* Required work *
**A)** Check each of the following statements against the comment thread and mark it yes or no, quoting the exact words of the comment thread that settle it. (i) The writer of comment 3 holds that "Know Thy Customer" is applied Customer First behavior in the field for most B2B marketers. (ii) Comment 4 states that its references to Thoreau and Musashi were largely about reducing the title concept to its most basic elements. (iii) Comment 5 focuses on a remark that asking a rep to think like a senior executive presents a high hurdle.
**B)** List every personal name that appears in the comment thread.
**C)** Return the comment thread text exactly as it stands, everything from "BTW, interesting your" down to "the actual dialogue.".

* Source extract *

  3. Michael, I agree that “Unknow Thyself” is the simple yang message of my yin-yang post, but the yin part, “Know Thy Customer”, remains an abstract aspiration for most B2B marketers rather than applied Customer First behavior in the field. Warm, fuzzy and nice sounding but the CX of BUY-side executives from interacting with today’s Me-Me sales nation is alarming. Perhaps I’m being too generous:)

    BTW, interesting your reference to Thoreau; he also was known to have said, “I find it wholesome to be alone the greater part of the time. To be in company, even with the best, is soon wearisome and dissipating. I LOVE TO BE ALONE. I never found the companion that was so companionable as solitude”. Tongue in cheek? (I think not.) Rather than “Unknow Thyself”, David would have embraced “I Prefer Myself” rather than “Unknow Thyself”, don’t you think?

  4. My reference to Thoreau, and actually to Musashi as well, was largely about reducing your title concept to its most basic, and essential, elements. By simply focusing more on the customer’s emotional and tangible needs, the salesperson will reframe what is emphasized in the sales preparation and the actual dialogue.

  5. Hi Andrew! I always enjoy your point of view. You raise a number of interesting points, but I want to focus on your comment, “asking a rep … to think like a senior executive presents a high hurdle”.

* Available data *
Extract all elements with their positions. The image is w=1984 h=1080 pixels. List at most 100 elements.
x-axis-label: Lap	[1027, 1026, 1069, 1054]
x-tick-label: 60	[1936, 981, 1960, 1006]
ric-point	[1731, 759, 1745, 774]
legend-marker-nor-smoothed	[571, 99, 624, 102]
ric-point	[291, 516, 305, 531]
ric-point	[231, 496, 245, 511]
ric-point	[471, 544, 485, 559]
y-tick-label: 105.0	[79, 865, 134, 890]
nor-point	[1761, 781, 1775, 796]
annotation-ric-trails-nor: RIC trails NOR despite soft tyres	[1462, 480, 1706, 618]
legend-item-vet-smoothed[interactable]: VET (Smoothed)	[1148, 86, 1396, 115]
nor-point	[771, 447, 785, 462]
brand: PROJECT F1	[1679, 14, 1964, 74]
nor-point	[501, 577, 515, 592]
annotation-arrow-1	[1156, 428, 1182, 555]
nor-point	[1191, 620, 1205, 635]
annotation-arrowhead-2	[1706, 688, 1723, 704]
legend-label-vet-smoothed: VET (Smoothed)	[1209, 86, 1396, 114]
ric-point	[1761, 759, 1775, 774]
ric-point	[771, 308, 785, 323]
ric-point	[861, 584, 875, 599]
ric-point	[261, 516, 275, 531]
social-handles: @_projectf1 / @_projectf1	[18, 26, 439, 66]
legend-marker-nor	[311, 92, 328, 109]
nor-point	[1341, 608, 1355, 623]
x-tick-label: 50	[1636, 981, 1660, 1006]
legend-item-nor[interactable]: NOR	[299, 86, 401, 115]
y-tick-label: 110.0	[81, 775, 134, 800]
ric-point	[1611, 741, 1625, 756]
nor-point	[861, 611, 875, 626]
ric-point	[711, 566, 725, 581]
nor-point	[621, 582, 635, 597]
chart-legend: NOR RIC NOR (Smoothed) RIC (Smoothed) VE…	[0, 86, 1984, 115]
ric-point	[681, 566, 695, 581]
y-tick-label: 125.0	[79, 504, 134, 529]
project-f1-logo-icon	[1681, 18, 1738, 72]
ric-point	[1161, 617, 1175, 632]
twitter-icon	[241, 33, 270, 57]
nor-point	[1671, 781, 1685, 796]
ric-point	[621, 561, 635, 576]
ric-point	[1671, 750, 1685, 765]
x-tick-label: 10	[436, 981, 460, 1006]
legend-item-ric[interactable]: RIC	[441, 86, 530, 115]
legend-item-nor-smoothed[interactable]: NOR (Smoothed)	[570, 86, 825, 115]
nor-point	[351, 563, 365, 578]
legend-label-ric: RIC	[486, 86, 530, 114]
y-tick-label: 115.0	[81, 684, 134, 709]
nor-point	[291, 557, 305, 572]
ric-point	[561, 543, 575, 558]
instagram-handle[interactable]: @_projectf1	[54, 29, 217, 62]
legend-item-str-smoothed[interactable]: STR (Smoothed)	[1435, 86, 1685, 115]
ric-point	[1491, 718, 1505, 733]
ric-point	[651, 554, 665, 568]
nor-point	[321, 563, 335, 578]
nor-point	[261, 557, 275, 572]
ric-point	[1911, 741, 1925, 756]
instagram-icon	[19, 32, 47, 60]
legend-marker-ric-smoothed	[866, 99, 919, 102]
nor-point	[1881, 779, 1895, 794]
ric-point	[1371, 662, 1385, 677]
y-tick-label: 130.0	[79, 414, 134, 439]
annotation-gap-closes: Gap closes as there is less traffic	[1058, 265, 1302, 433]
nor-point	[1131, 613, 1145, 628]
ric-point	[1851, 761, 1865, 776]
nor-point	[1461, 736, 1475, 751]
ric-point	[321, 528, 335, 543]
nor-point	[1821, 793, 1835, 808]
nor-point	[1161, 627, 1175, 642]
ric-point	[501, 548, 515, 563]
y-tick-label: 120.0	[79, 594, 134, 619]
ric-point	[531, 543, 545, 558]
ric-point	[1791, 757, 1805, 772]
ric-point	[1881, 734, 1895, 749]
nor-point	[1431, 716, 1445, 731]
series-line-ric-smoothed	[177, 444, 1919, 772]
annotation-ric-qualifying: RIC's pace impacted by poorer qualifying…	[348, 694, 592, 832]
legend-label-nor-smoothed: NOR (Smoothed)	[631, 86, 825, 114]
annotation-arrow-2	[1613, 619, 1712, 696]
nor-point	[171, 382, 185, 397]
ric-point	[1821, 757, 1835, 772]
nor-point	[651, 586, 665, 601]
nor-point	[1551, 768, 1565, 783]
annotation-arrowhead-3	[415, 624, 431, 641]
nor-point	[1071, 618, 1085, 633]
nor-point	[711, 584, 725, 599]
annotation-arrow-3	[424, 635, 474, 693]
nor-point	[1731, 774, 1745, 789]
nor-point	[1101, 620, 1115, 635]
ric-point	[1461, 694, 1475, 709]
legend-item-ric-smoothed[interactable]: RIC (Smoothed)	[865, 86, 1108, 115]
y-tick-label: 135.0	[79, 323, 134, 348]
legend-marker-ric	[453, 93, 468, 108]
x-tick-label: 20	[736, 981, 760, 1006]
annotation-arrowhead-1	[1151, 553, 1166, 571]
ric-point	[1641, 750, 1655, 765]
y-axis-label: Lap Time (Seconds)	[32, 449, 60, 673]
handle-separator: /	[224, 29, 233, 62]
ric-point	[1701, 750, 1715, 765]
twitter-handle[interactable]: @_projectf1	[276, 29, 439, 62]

* Completed exercise *
**A)**
(i) No: "remains an abstract aspiration for most B2B marketers rather than applied Customer First behavior in the field"
(ii) Yes: "was largely about reducing your title concept to its most basic, and essential, elements"
(iii) Yes: "I want to focus on your comment, “asking a rep … to think like a senior executive presents a high hurdle”"

**B)** Michael, Thoreau, David, Musashi, Andrew

**C)**
BTW, interesting your reference to Thoreau; he also was known to have said, “I find it wholesome to be alone the greater part of the time. To be in company, even with the best, is soon wearisome and dissipating. I LOVE TO BE ALONE. I never found the companion that was so companionable as solitude”. Tongue in cheek? (I think not.) Rather than “Unknow Thyself”, David would have embraced “I Prefer Myself” rather than “Unknow Thyself”, don’t you think?

  4. My reference to Thoreau, and actually to Musashi as well, was largely about reducing your title concept to its most basic, and essential, elements. By simply focusing more on the customer’s emotional and tangible needs, the salesperson will reframe what is emphasized in the sales preparation and the actual dialogue.